## Dataset rows for apps and sites:
....

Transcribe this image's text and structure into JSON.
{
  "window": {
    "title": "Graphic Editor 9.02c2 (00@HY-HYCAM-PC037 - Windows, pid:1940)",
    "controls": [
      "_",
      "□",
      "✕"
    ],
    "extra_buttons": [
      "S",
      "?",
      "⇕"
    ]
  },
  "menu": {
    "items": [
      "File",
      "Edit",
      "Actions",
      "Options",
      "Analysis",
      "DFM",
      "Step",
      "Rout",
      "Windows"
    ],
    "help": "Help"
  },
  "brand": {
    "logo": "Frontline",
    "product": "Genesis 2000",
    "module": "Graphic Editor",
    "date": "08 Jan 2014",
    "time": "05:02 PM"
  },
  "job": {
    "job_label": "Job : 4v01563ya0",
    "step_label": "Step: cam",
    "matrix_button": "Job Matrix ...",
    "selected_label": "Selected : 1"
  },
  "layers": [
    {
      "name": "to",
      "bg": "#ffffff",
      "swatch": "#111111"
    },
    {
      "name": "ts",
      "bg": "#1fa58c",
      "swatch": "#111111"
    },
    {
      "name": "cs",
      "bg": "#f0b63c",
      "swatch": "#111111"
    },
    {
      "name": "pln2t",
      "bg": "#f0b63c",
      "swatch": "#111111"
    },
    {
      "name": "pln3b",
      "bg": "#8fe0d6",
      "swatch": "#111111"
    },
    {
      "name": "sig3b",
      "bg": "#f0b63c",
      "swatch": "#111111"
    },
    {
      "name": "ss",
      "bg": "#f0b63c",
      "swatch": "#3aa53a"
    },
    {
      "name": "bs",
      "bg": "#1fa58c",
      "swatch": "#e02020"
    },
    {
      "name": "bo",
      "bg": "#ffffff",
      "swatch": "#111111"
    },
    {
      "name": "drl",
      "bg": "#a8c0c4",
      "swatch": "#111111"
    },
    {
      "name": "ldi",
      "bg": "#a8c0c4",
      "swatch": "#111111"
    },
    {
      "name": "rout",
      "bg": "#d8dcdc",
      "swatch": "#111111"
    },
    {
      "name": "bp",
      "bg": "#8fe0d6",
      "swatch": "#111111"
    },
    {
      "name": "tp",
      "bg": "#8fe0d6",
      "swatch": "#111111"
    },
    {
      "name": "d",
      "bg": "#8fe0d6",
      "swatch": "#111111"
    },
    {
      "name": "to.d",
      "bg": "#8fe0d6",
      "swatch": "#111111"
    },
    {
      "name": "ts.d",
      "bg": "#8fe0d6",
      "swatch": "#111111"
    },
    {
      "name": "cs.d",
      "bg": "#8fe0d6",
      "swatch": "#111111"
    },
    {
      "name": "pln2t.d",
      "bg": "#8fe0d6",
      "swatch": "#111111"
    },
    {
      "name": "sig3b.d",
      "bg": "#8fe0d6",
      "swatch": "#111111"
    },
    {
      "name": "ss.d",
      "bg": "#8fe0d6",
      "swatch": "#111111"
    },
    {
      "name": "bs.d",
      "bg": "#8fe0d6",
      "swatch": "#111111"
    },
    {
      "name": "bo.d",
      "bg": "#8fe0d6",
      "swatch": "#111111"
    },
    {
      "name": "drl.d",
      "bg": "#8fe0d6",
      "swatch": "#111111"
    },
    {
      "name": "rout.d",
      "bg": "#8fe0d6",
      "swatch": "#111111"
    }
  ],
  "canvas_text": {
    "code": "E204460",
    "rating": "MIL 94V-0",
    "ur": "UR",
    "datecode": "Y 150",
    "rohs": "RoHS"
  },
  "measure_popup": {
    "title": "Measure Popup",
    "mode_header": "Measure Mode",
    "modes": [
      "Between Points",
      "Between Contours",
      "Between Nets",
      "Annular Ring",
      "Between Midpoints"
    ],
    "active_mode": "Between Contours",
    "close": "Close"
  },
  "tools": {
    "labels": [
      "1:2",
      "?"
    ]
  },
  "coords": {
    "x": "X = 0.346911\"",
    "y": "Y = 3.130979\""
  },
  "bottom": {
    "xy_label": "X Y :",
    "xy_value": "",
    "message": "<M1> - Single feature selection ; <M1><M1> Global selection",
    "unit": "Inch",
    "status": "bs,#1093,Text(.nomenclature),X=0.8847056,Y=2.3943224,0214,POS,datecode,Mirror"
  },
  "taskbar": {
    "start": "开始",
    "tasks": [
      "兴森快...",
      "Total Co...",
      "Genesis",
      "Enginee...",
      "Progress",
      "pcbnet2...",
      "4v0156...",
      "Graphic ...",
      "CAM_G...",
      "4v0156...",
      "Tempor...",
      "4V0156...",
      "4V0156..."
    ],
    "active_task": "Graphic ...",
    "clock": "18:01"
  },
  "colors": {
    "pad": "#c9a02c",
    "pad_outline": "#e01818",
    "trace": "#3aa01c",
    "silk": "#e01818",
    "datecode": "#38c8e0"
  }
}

....

## Exercise:
From the data above, work out how many lines hold "datecode". Answer with the number alone.

## Result of the task:
3